— start of Listed records —
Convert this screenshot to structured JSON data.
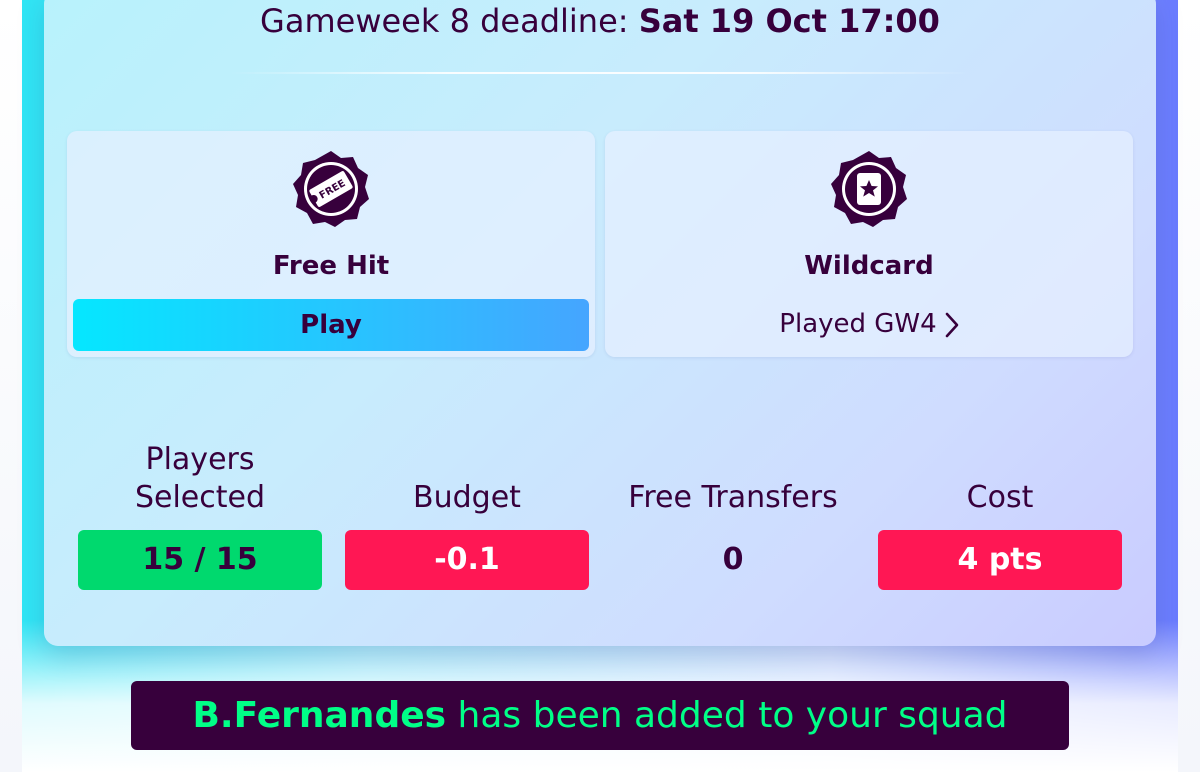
{
  "deadline": {
    "label": "Gameweek 8 deadline:",
    "value": "Sat 19 Oct 17:00"
  },
  "chips": [
    {
      "name": "Free Hit",
      "icon": "free-hit-ticket-icon",
      "icon_badge_text": "FREE",
      "action_label": "Play"
    },
    {
      "name": "Wildcard",
      "icon": "wildcard-card-icon",
      "status_label": "Played GW4"
    }
  ],
  "stats": {
    "players_selected": {
      "label_line1": "Players",
      "label_line2": "Selected",
      "value": "15 / 15"
    },
    "budget": {
      "label": "Budget",
      "value": "-0.1"
    },
    "free_transfers": {
      "label": "Free Transfers",
      "value": "0"
    },
    "cost": {
      "label": "Cost",
      "value": "4 pts"
    }
  },
  "toast": {
    "player": "B.Fernandes",
    "message": "has been added to your squad"
  },
  "colors": {
    "primary_purple": "#37003c",
    "status_green": "#00d96e",
    "status_red": "#ff1754",
    "toast_text_green": "#00ff87",
    "play_gradient_start": "#05e7ff",
    "play_gradient_end": "#45a5ff"
  }
}
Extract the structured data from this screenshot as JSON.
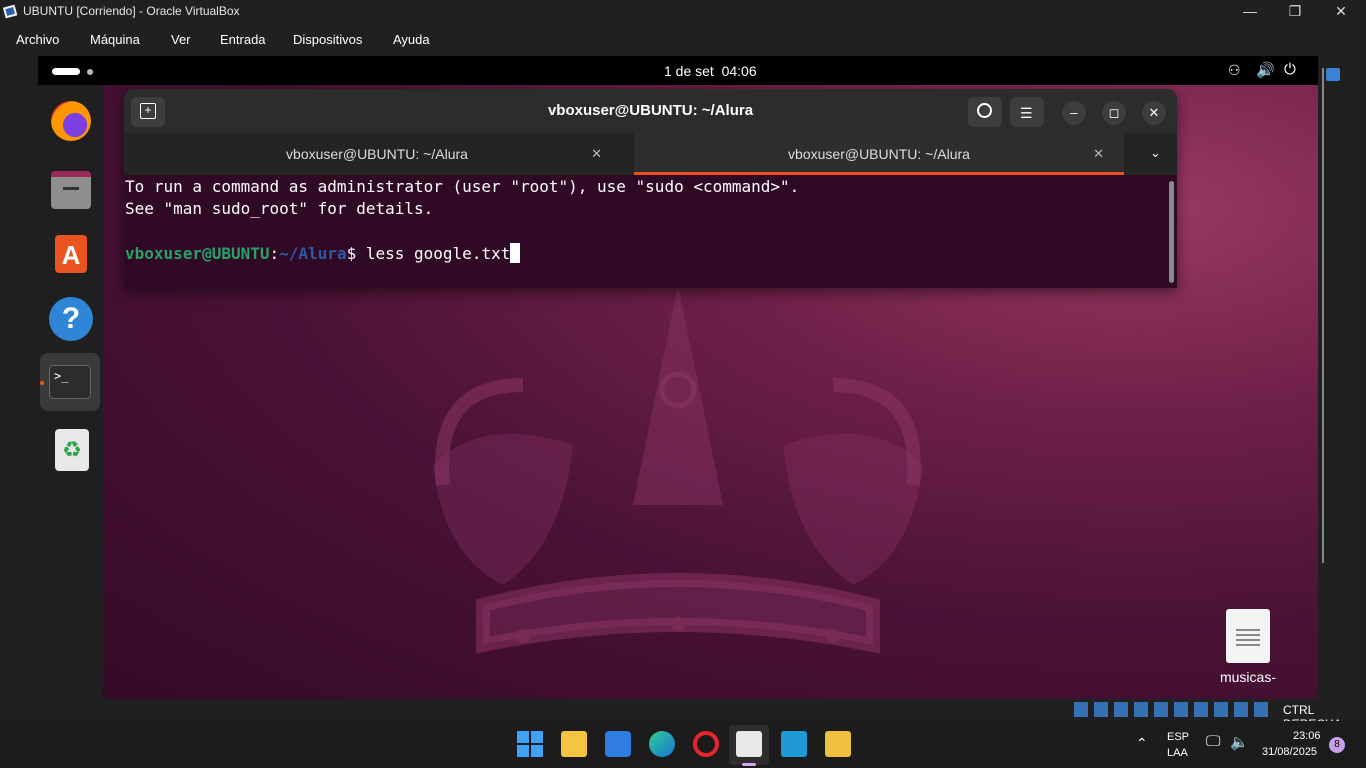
{
  "host": {
    "title": "UBUNTU [Corriendo] - Oracle VirtualBox",
    "menu": [
      "Archivo",
      "Máquina",
      "Ver",
      "Entrada",
      "Dispositivos",
      "Ayuda"
    ],
    "window_controls": {
      "minimize": "—",
      "restore": "❐",
      "close": "✕"
    }
  },
  "gnome": {
    "clock": "1 de set  04:06",
    "dock": [
      {
        "name": "firefox-icon"
      },
      {
        "name": "files-icon"
      },
      {
        "name": "app-center-icon"
      },
      {
        "name": "help-icon",
        "glyph": "?"
      },
      {
        "name": "terminal-icon",
        "glyph": ">_"
      },
      {
        "name": "trash-icon",
        "glyph": "♻"
      }
    ]
  },
  "terminal": {
    "title": "vboxuser@UBUNTU: ~/Alura",
    "tabs": [
      {
        "label": "vboxuser@UBUNTU: ~/Alura",
        "active": false
      },
      {
        "label": "vboxuser@UBUNTU: ~/Alura",
        "active": true
      }
    ],
    "output": [
      "To run a command as administrator (user \"root\"), use \"sudo <command>\".",
      "See \"man sudo_root\" for details."
    ],
    "prompt_user": "vboxuser@UBUNTU",
    "prompt_sep": ":",
    "prompt_path": "~/Alura",
    "prompt_symbol": "$",
    "command": " less google.txt",
    "colors": {
      "bg": "#300a24",
      "user": "#26a269",
      "path": "#12488b",
      "accent": "#e95420"
    }
  },
  "desktop": {
    "file_label": "musicas-favoritas.txt"
  },
  "tray": {
    "hotkey": "CTRL DERECHA",
    "lang": "ESP",
    "layout": "LAA",
    "time": "23:06",
    "date": "31/08/2025",
    "notif_count": "8"
  }
}
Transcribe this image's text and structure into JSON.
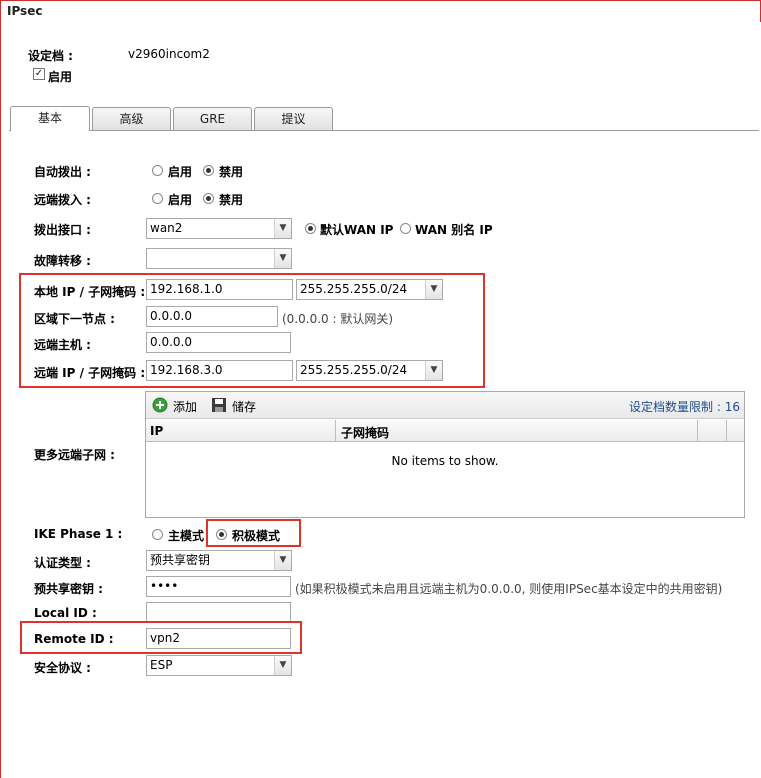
{
  "window": {
    "title": "IPsec"
  },
  "profile": {
    "label": "设定档 :",
    "value": "v2960incom2",
    "enable_label": "启用",
    "enabled": true
  },
  "tabs": [
    {
      "label": "基本",
      "active": true
    },
    {
      "label": "高级",
      "active": false
    },
    {
      "label": "GRE",
      "active": false
    },
    {
      "label": "提议",
      "active": false
    }
  ],
  "auto_dialout": {
    "label": "自动拨出 :",
    "opt_enable": "启用",
    "opt_disable": "禁用",
    "selected": "禁用"
  },
  "remote_dialin": {
    "label": "远端拨入 :",
    "opt_enable": "启用",
    "opt_disable": "禁用",
    "selected": "禁用"
  },
  "dialout_interface": {
    "label": "拨出接口 :",
    "value": "wan2",
    "opt_default_wan_ip": "默认WAN IP",
    "opt_wan_alias_ip": "WAN 别名 IP",
    "selected": "默认WAN IP"
  },
  "failover": {
    "label": "故障转移 :",
    "value": ""
  },
  "local_ip": {
    "label": "本地 IP / 子网掩码 :",
    "ip": "192.168.1.0",
    "mask": "255.255.255.0/24"
  },
  "next_hop": {
    "label": "区域下一节点 :",
    "value": "0.0.0.0",
    "hint": "(0.0.0.0 : 默认网关)"
  },
  "remote_host": {
    "label": "远端主机 :",
    "value": "0.0.0.0"
  },
  "remote_ip": {
    "label": "远端 IP / 子网掩码 :",
    "ip": "192.168.3.0",
    "mask": "255.255.255.0/24"
  },
  "more_subnets": {
    "label": "更多远端子网 :",
    "add_label": "添加",
    "save_label": "储存",
    "limit_text": "设定档数量限制 : 16",
    "columns": [
      "IP",
      "子网掩码"
    ],
    "empty_text": "No items to show."
  },
  "ike_phase1": {
    "label": "IKE Phase 1 :",
    "opt_main": "主模式",
    "opt_aggressive": "积极模式",
    "selected": "积极模式"
  },
  "auth_type": {
    "label": "认证类型 :",
    "value": "预共享密钥"
  },
  "psk": {
    "label": "预共享密钥 :",
    "value": "••••",
    "hint": "(如果积极模式未启用且远端主机为0.0.0.0, 则使用IPSec基本设定中的共用密钥)"
  },
  "local_id": {
    "label": "Local ID :",
    "value": ""
  },
  "remote_id": {
    "label": "Remote ID :",
    "value": "vpn2"
  },
  "security_protocol": {
    "label": "安全协议 :",
    "value": "ESP"
  }
}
— end of Listed records —
◆ Required task ◆
List every line from the entries above in which "this" appears.

◆ Correct output ◆
Convert this screenshot to structured JSON data.
Extract the structured data from this screenshot as JSON.
Transcribe this image's text and structure into JSON.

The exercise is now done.